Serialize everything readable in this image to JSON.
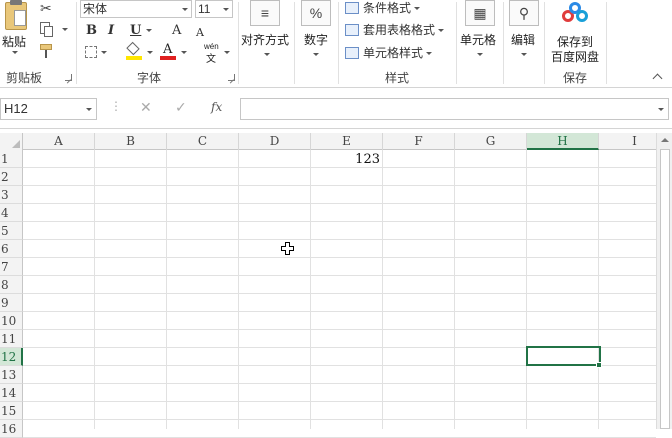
{
  "ribbon": {
    "clipboard": {
      "paste_label": "粘贴",
      "group_label": "剪贴板"
    },
    "font": {
      "font_name": "宋体",
      "font_size": "11",
      "bold": "B",
      "italic": "I",
      "underline": "U",
      "grow": "A",
      "shrink": "A",
      "font_color_glyph": "A",
      "phonetic_top": "wén",
      "phonetic_bottom": "文",
      "group_label": "字体"
    },
    "alignment": {
      "label": "对齐方式"
    },
    "number": {
      "label": "数字",
      "icon": "%"
    },
    "styles": {
      "conditional": "条件格式",
      "table_format": "套用表格格式",
      "cell_styles": "单元格样式",
      "group_label": "样式"
    },
    "cells": {
      "label": "单元格"
    },
    "editing": {
      "label": "编辑"
    },
    "save": {
      "label_line1": "保存到",
      "label_line2": "百度网盘",
      "group_label": "保存"
    }
  },
  "formula_bar": {
    "name_box": "H12",
    "cancel_glyph": "✕",
    "enter_glyph": "✓",
    "fx_glyph": "fx",
    "formula": ""
  },
  "grid": {
    "columns": [
      "A",
      "B",
      "C",
      "D",
      "E",
      "F",
      "G",
      "H",
      "I"
    ],
    "rows": [
      "1",
      "2",
      "3",
      "4",
      "5",
      "6",
      "7",
      "8",
      "9",
      "10",
      "11",
      "12",
      "13",
      "14",
      "15",
      "16"
    ],
    "cells": {
      "E1": "123"
    },
    "selected_cell": "H12"
  },
  "colors": {
    "accent_green": "#217346",
    "selected_header_bg": "#d3e7d7",
    "gridline": "#e1e1e1"
  }
}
==================================================
The material above must be printed exactly, with its pictures left out.

[SOLUTION TO THE PROBLEM]
Serialize everything readable in this image to JSON.
{
  "ribbon": {
    "clipboard": {
      "paste_label": "粘贴",
      "group_label": "剪贴板"
    },
    "font": {
      "font_name": "宋体",
      "font_size": "11",
      "bold": "B",
      "italic": "I",
      "underline": "U",
      "grow": "A",
      "shrink": "A",
      "font_color_glyph": "A",
      "phonetic_top": "wén",
      "phonetic_bottom": "文",
      "group_label": "字体"
    },
    "alignment": {
      "label": "对齐方式"
    },
    "number": {
      "label": "数字",
      "icon": "%"
    },
    "styles": {
      "conditional": "条件格式",
      "table_format": "套用表格格式",
      "cell_styles": "单元格样式",
      "group_label": "样式"
    },
    "cells": {
      "label": "单元格"
    },
    "editing": {
      "label": "编辑"
    },
    "save": {
      "label_line1": "保存到",
      "label_line2": "百度网盘",
      "group_label": "保存"
    }
  },
  "formula_bar": {
    "name_box": "H12",
    "cancel_glyph": "✕",
    "enter_glyph": "✓",
    "fx_glyph": "fx",
    "formula": ""
  },
  "grid": {
    "columns": [
      "A",
      "B",
      "C",
      "D",
      "E",
      "F",
      "G",
      "H",
      "I"
    ],
    "rows": [
      "1",
      "2",
      "3",
      "4",
      "5",
      "6",
      "7",
      "8",
      "9",
      "10",
      "11",
      "12",
      "13",
      "14",
      "15",
      "16"
    ],
    "cells": {
      "E1": "123"
    },
    "selected_cell": "H12"
  },
  "colors": {
    "accent_green": "#217346",
    "selected_header_bg": "#d3e7d7",
    "gridline": "#e1e1e1"
  }
}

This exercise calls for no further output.